[EXERCISE DETAILS]: Copy every line of the following data that includes the string "title".
□ □ □
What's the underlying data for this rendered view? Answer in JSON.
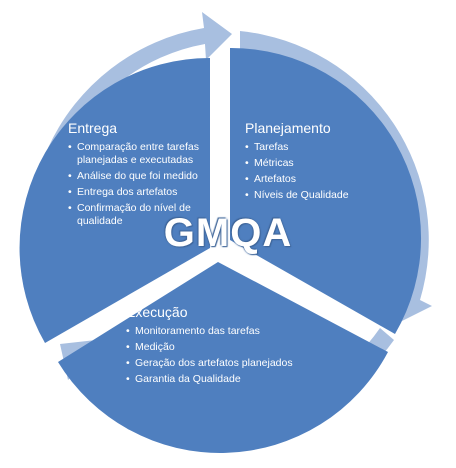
{
  "center": {
    "label": "GMQA"
  },
  "sections": {
    "entrega": {
      "title": "Entrega",
      "items": [
        "Comparação entre tarefas planejadas e executadas",
        "Análise do que foi medido",
        "Entrega dos artefatos",
        "Confirmação do nível de qualidade"
      ]
    },
    "planejamento": {
      "title": "Planejamento",
      "items": [
        "Tarefas",
        "Métricas",
        "Artefatos",
        "Níveis de Qualidade"
      ]
    },
    "execucao": {
      "title": "Execução",
      "items": [
        "Monitoramento das tarefas",
        "Medição",
        "Geração dos artefatos planejados",
        "Garantia da Qualidade"
      ]
    }
  },
  "colors": {
    "segment_fill": "#4f7fbf",
    "arrow_ring": "#a8bfe0",
    "text": "#ffffff"
  }
}
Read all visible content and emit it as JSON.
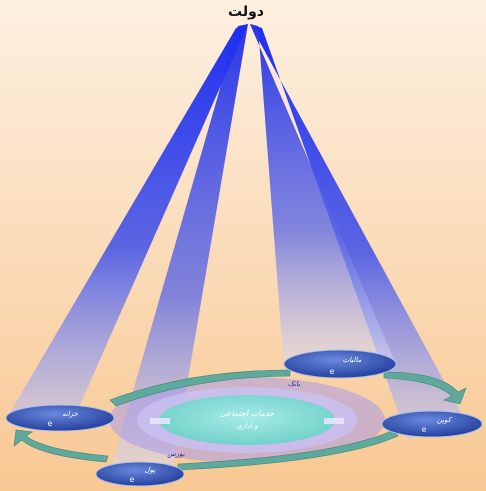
{
  "diagram": {
    "top_label": "دولت",
    "center": {
      "inner_text_line1": "خدمات اجتماعی",
      "inner_text_line2": "و اداری",
      "ring_label_top": "بانک",
      "ring_label_bottom": "بورس"
    },
    "nodes": [
      {
        "id": "right-top",
        "label": "مالیات"
      },
      {
        "id": "right",
        "label": "کوپن"
      },
      {
        "id": "bottom",
        "label": "پول"
      },
      {
        "id": "left",
        "label": "خزانه"
      }
    ],
    "node_icon_glyph": "e",
    "colors": {
      "beam": "#1f2be6",
      "ring": "#8d7be6",
      "core": "#86ddd7",
      "arrow": "#5aa79a",
      "node": "#2e4fae"
    }
  }
}
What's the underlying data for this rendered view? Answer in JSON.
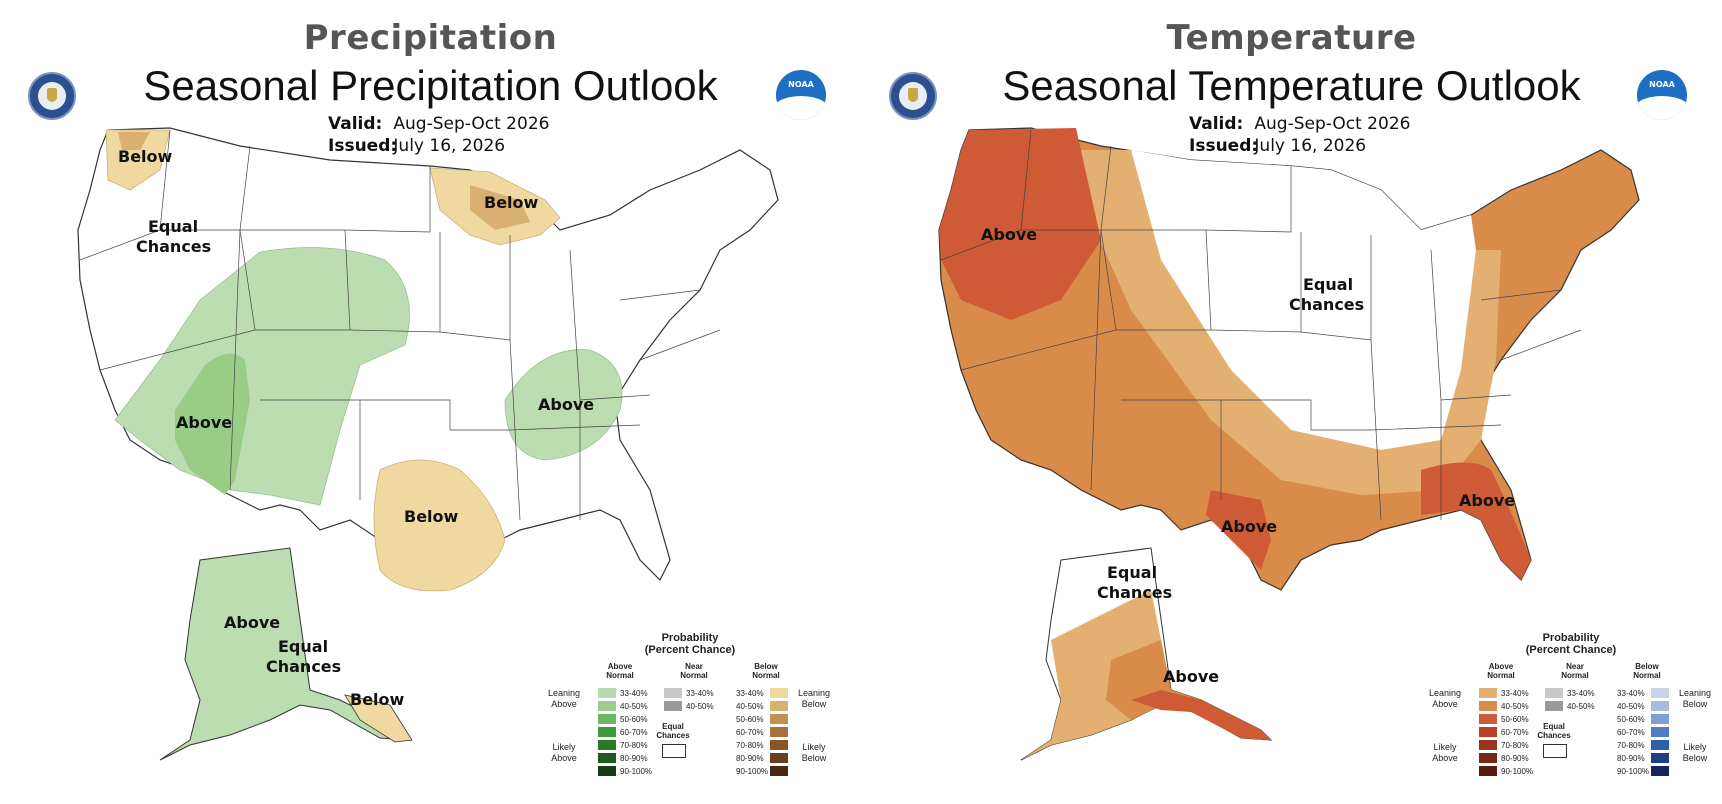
{
  "panels": [
    {
      "header": "Precipitation",
      "title": "Seasonal Precipitation Outlook",
      "valid_label": "Valid:",
      "valid_value": "Aug-Sep-Oct 2026",
      "issued_label": "Issued:",
      "issued_value": "July 16, 2026",
      "region_labels": [
        "Below",
        "Equal\nChances",
        "Below",
        "Above",
        "Above",
        "Below",
        "Above",
        "Equal\nChances",
        "Below"
      ],
      "legend": {
        "title": "Probability\n(Percent Chance)",
        "col_above": "Above\nNormal",
        "col_near": "Near\nNormal",
        "col_below": "Below\nNormal",
        "leaning_above": "Leaning\nAbove",
        "likely_above": "Likely\nAbove",
        "leaning_below": "Leaning\nBelow",
        "likely_below": "Likely\nBelow",
        "equal_chances": "Equal\nChances",
        "ranges": [
          "33-40%",
          "40-50%",
          "50-60%",
          "60-70%",
          "70-80%",
          "80-90%",
          "90-100%"
        ],
        "near_ranges": [
          "33-40%",
          "40-50%"
        ],
        "above_colors": [
          "#b9dbb0",
          "#9cce8e",
          "#6db561",
          "#3f9a3b",
          "#2b7a28",
          "#1f5a1c",
          "#153d13"
        ],
        "below_colors": [
          "#f0d9a0",
          "#d9b070",
          "#c48f52",
          "#a8703c",
          "#8a552b",
          "#6a3d1e",
          "#4a2813"
        ]
      }
    },
    {
      "header": "Temperature",
      "title": "Seasonal Temperature Outlook",
      "valid_label": "Valid:",
      "valid_value": "Aug-Sep-Oct 2026",
      "issued_label": "Issued:",
      "issued_value": "July 16, 2026",
      "region_labels": [
        "Above",
        "Equal\nChances",
        "Above",
        "Above",
        "Equal\nChances",
        "Above"
      ],
      "legend": {
        "title": "Probability\n(Percent Chance)",
        "col_above": "Above\nNormal",
        "col_near": "Near\nNormal",
        "col_below": "Below\nNormal",
        "leaning_above": "Leaning\nAbove",
        "likely_above": "Likely\nAbove",
        "leaning_below": "Leaning\nBelow",
        "likely_below": "Likely\nBelow",
        "equal_chances": "Equal\nChances",
        "ranges": [
          "33-40%",
          "40-50%",
          "50-60%",
          "60-70%",
          "70-80%",
          "80-90%",
          "90-100%"
        ],
        "near_ranges": [
          "33-40%",
          "40-50%"
        ],
        "above_colors": [
          "#e3b071",
          "#d98b4a",
          "#cf5a36",
          "#b8432a",
          "#993420",
          "#7a2716",
          "#5a1a0e"
        ],
        "below_colors": [
          "#c9d3ea",
          "#a8badf",
          "#7fa0d3",
          "#4f7fc2",
          "#2d5ea9",
          "#1f3e86",
          "#17255e"
        ]
      }
    }
  ],
  "colors": {
    "precip_leaning_above": "#bcdcb2",
    "precip_above_40": "#99cc86",
    "precip_leaning_below": "#f0d9a0",
    "precip_below_40": "#d9b070",
    "temp_leaning_above": "#e3b071",
    "temp_above_40": "#d98b4a",
    "temp_above_50": "#cf5a36",
    "state_border": "#444444"
  },
  "icons": [
    "dept-of-commerce-seal-icon",
    "noaa-logo-icon"
  ]
}
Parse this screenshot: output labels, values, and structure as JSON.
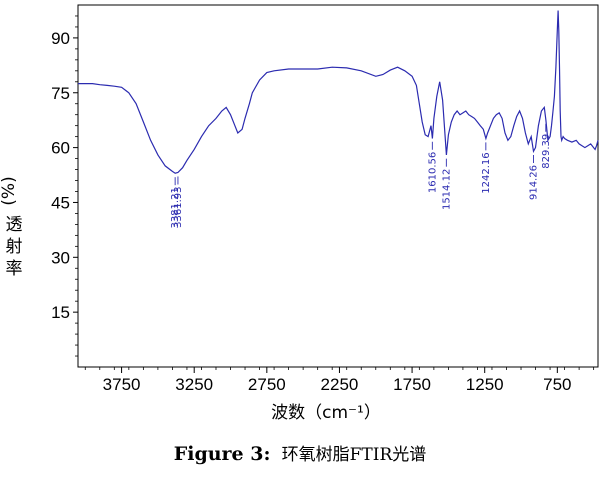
{
  "chart_data": {
    "type": "line",
    "title": "",
    "xlabel": "波数（cm⁻¹）",
    "ylabel_unit": "(%)",
    "ylabel_text": [
      "透",
      "射",
      "率"
    ],
    "xlim": [
      4050,
      470
    ],
    "ylim": [
      0,
      99
    ],
    "x_ticks": [
      3750,
      3250,
      2750,
      2250,
      1750,
      1250,
      750
    ],
    "y_ticks": [
      15,
      30,
      45,
      60,
      75,
      90
    ],
    "line_color": "#2b2bb0",
    "peak_labels": [
      "3381.21",
      "3361.93",
      "1610.56",
      "1514.12",
      "1242.16",
      "914.26",
      "829.39"
    ],
    "series": [
      {
        "x": [
          4050,
          3950,
          3900,
          3850,
          3800,
          3750,
          3700,
          3650,
          3600,
          3550,
          3500,
          3450,
          3400,
          3381,
          3362,
          3330,
          3300,
          3250,
          3200,
          3150,
          3100,
          3060,
          3030,
          3000,
          2970,
          2950,
          2920,
          2900,
          2870,
          2850,
          2800,
          2750,
          2700,
          2600,
          2500,
          2400,
          2300,
          2200,
          2100,
          2000,
          1950,
          1900,
          1850,
          1800,
          1750,
          1720,
          1700,
          1680,
          1660,
          1640,
          1620,
          1610,
          1600,
          1580,
          1560,
          1540,
          1514,
          1500,
          1480,
          1460,
          1440,
          1420,
          1400,
          1380,
          1360,
          1340,
          1320,
          1300,
          1280,
          1260,
          1242,
          1230,
          1210,
          1190,
          1170,
          1150,
          1130,
          1110,
          1090,
          1070,
          1050,
          1030,
          1010,
          990,
          970,
          950,
          930,
          914,
          900,
          880,
          860,
          840,
          829,
          815,
          800,
          790,
          780,
          770,
          760,
          750,
          745,
          740,
          735,
          730,
          725,
          720,
          710,
          700,
          680,
          650,
          620,
          600,
          580,
          560,
          540,
          520,
          500,
          490,
          480,
          470
        ],
        "y": [
          77.5,
          77.5,
          77.2,
          77,
          76.8,
          76.5,
          75,
          72,
          67,
          62,
          58,
          55,
          53.5,
          53,
          53.2,
          54.5,
          56.5,
          59.5,
          63,
          66,
          68,
          70,
          71,
          69,
          66,
          64,
          65,
          68,
          72,
          75,
          78.5,
          80.5,
          81,
          81.5,
          81.5,
          81.5,
          82,
          81.8,
          81,
          79.5,
          80,
          81.2,
          82,
          81,
          79.5,
          77,
          72,
          67,
          63.5,
          63,
          66,
          62.5,
          68,
          74,
          78,
          73,
          58,
          63.5,
          67,
          69,
          70,
          69,
          69.5,
          70,
          69,
          68.5,
          68,
          67,
          66,
          65,
          62.5,
          64,
          66,
          68,
          69,
          69.5,
          68,
          64,
          62,
          63,
          66,
          68.5,
          70,
          68,
          64,
          61,
          63,
          59,
          60,
          66,
          70,
          71,
          67.5,
          62,
          63,
          66,
          70,
          74,
          82,
          92,
          97.5,
          92,
          82,
          70,
          63,
          62,
          63,
          62.5,
          62,
          61.5,
          62,
          61,
          60.5,
          60,
          60.5,
          61,
          60,
          59.5,
          60.5,
          62
        ]
      }
    ]
  },
  "caption": {
    "prefix": "Figure 3:",
    "text": "环氧树脂FTIR光谱"
  }
}
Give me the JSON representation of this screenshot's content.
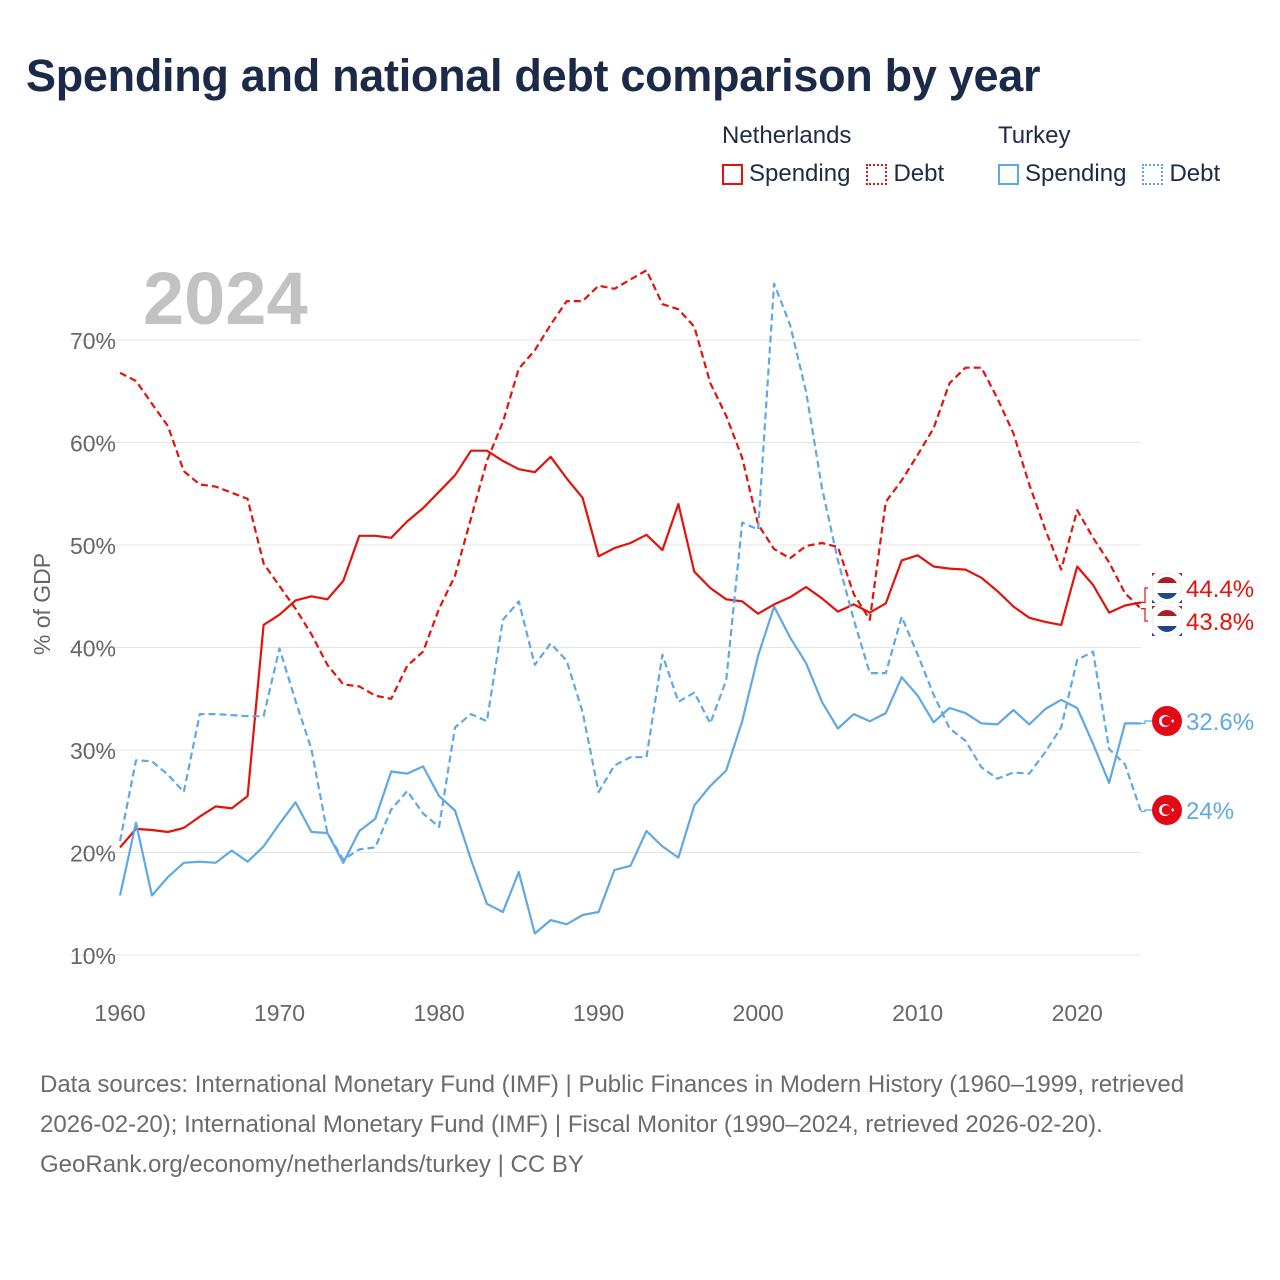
{
  "title": "Spending and national debt comparison by year",
  "legend": {
    "groups": [
      {
        "country": "Netherlands",
        "items": [
          {
            "label": "Spending",
            "style": "solid"
          },
          {
            "label": "Debt",
            "style": "dotted"
          }
        ],
        "color": "#e3120b"
      },
      {
        "country": "Turkey",
        "items": [
          {
            "label": "Spending",
            "style": "solid"
          },
          {
            "label": "Debt",
            "style": "dotted"
          }
        ],
        "color": "#5fa8e6"
      }
    ]
  },
  "chart_data": {
    "type": "line",
    "year_label": "2024",
    "ylabel": "% of GDP",
    "xlim": [
      1960,
      2024
    ],
    "ylim": [
      10,
      75
    ],
    "x_ticks": [
      1960,
      1970,
      1980,
      1990,
      2000,
      2010,
      2020
    ],
    "y_ticks": [
      10,
      20,
      30,
      40,
      50,
      60,
      70
    ],
    "y_tick_labels": [
      "10%",
      "20%",
      "30%",
      "40%",
      "50%",
      "60%",
      "70%"
    ],
    "x_start": 1960,
    "series": [
      {
        "name": "Netherlands Spending",
        "color": "#e3120b",
        "dash": false,
        "values": [
          20.5,
          22.3,
          22.2,
          22.0,
          22.4,
          23.5,
          24.5,
          24.3,
          25.5,
          42.2,
          43.2,
          44.6,
          45.0,
          44.7,
          46.5,
          50.9,
          50.9,
          50.7,
          52.3,
          53.6,
          55.2,
          56.8,
          59.2,
          59.2,
          58.2,
          57.4,
          57.1,
          58.6,
          56.5,
          54.6,
          48.9,
          49.7,
          50.2,
          51.0,
          49.5,
          54.0,
          47.4,
          45.8,
          44.7,
          44.5,
          43.3,
          44.2,
          44.9,
          45.9,
          44.8,
          43.5,
          44.2,
          43.4,
          44.3,
          48.5,
          49.0,
          47.9,
          47.7,
          47.6,
          46.8,
          45.5,
          44.0,
          42.9,
          42.5,
          42.2,
          47.9,
          46.1,
          43.4,
          44.1,
          44.4
        ]
      },
      {
        "name": "Netherlands Debt",
        "color": "#e3120b",
        "dash": true,
        "values": [
          66.8,
          66.0,
          63.8,
          61.6,
          57.2,
          55.9,
          55.7,
          55.1,
          54.5,
          48.2,
          46.0,
          43.8,
          41.3,
          38.3,
          36.4,
          36.2,
          35.3,
          35.0,
          38.2,
          39.6,
          43.8,
          47.0,
          52.6,
          58.2,
          62.0,
          67.2,
          69.0,
          71.5,
          73.8,
          73.8,
          75.3,
          75.0,
          75.9,
          76.8,
          73.5,
          73.0,
          71.3,
          65.8,
          62.6,
          58.5,
          52.0,
          49.6,
          48.7,
          49.9,
          50.2,
          49.8,
          45.2,
          42.7,
          54.2,
          56.3,
          58.8,
          61.4,
          65.8,
          67.3,
          67.3,
          64.3,
          60.9,
          55.9,
          51.5,
          47.6,
          53.4,
          50.7,
          48.3,
          45.3,
          43.8
        ]
      },
      {
        "name": "Turkey Spending",
        "color": "#5fa8e6",
        "dash": false,
        "values": [
          15.8,
          22.9,
          15.8,
          17.6,
          19.0,
          19.1,
          19.0,
          20.2,
          19.1,
          20.6,
          22.8,
          24.9,
          22.0,
          21.9,
          19.0,
          22.1,
          23.3,
          27.9,
          27.7,
          28.4,
          25.5,
          24.1,
          19.3,
          15.0,
          14.2,
          18.1,
          12.1,
          13.4,
          13.0,
          13.9,
          14.2,
          18.3,
          18.7,
          22.1,
          20.6,
          19.5,
          24.6,
          26.5,
          28.0,
          32.8,
          39.2,
          44.0,
          41.0,
          38.5,
          34.7,
          32.1,
          33.5,
          32.8,
          33.6,
          37.1,
          35.3,
          32.7,
          34.1,
          33.6,
          32.6,
          32.5,
          33.9,
          32.5,
          34.0,
          34.9,
          34.1,
          30.6,
          26.8,
          32.6,
          32.6
        ]
      },
      {
        "name": "Turkey Debt",
        "color": "#5fa8e6",
        "dash": true,
        "values": [
          21.1,
          29.0,
          28.9,
          27.6,
          25.9,
          33.5,
          33.5,
          33.4,
          33.3,
          33.3,
          39.9,
          34.8,
          30.1,
          21.9,
          19.3,
          20.3,
          20.5,
          24.2,
          26.0,
          23.8,
          22.5,
          32.2,
          33.5,
          32.8,
          42.7,
          44.5,
          38.3,
          40.4,
          38.7,
          33.7,
          25.9,
          28.5,
          29.3,
          29.3,
          39.3,
          34.7,
          35.6,
          32.6,
          36.8,
          52.2,
          51.5,
          75.5,
          71.5,
          65.0,
          55.6,
          48.5,
          42.7,
          37.5,
          37.5,
          43.0,
          39.3,
          35.4,
          32.1,
          30.9,
          28.3,
          27.2,
          27.8,
          27.7,
          29.8,
          32.2,
          38.8,
          39.6,
          30.1,
          28.6,
          24.0
        ]
      }
    ],
    "end_labels": [
      {
        "text": "44.4%",
        "value": 44.4,
        "flag": "netherlands-flag",
        "color": "#e3120b"
      },
      {
        "text": "43.8%",
        "value": 43.8,
        "flag": "netherlands-flag",
        "color": "#e3120b"
      },
      {
        "text": "32.6%",
        "value": 32.6,
        "flag": "turkey-flag",
        "color": "#5fa8e6"
      },
      {
        "text": "24%",
        "value": 24.0,
        "flag": "turkey-flag",
        "color": "#5fa8e6"
      }
    ]
  },
  "footer": {
    "sources": "Data sources: International Monetary Fund (IMF) | Public Finances in Modern History (1960–1999, retrieved 2026-02-20); International Monetary Fund (IMF) | Fiscal Monitor (1990–2024, retrieved 2026-02-20).",
    "credit": "GeoRank.org/economy/netherlands/turkey | CC BY"
  }
}
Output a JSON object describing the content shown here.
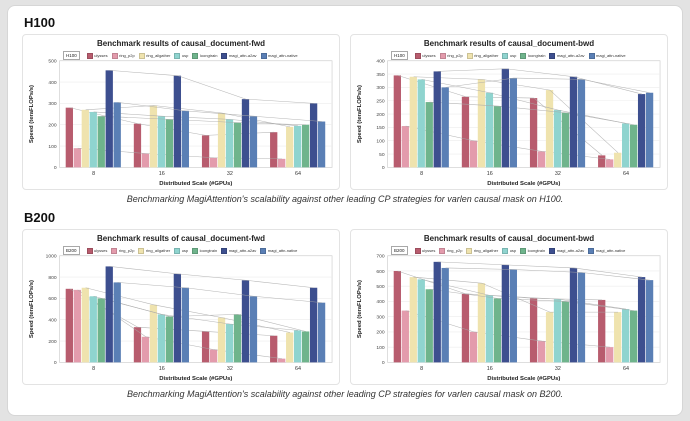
□ □ □
[COMPLETED TASK]:
      "title": "Entrega",
      "title": "Planejamento",
      "title": "Execução",
      "title": "Seasonal Precipitation Outlook",
        "title": "Probability\n(Percent Chance)",
      "title": "Seasonal Temperature Outlook",
        "title": "Probability\n(Percent Chance)",
    "title": "",
  "title": "Spending and national debt comparison by year",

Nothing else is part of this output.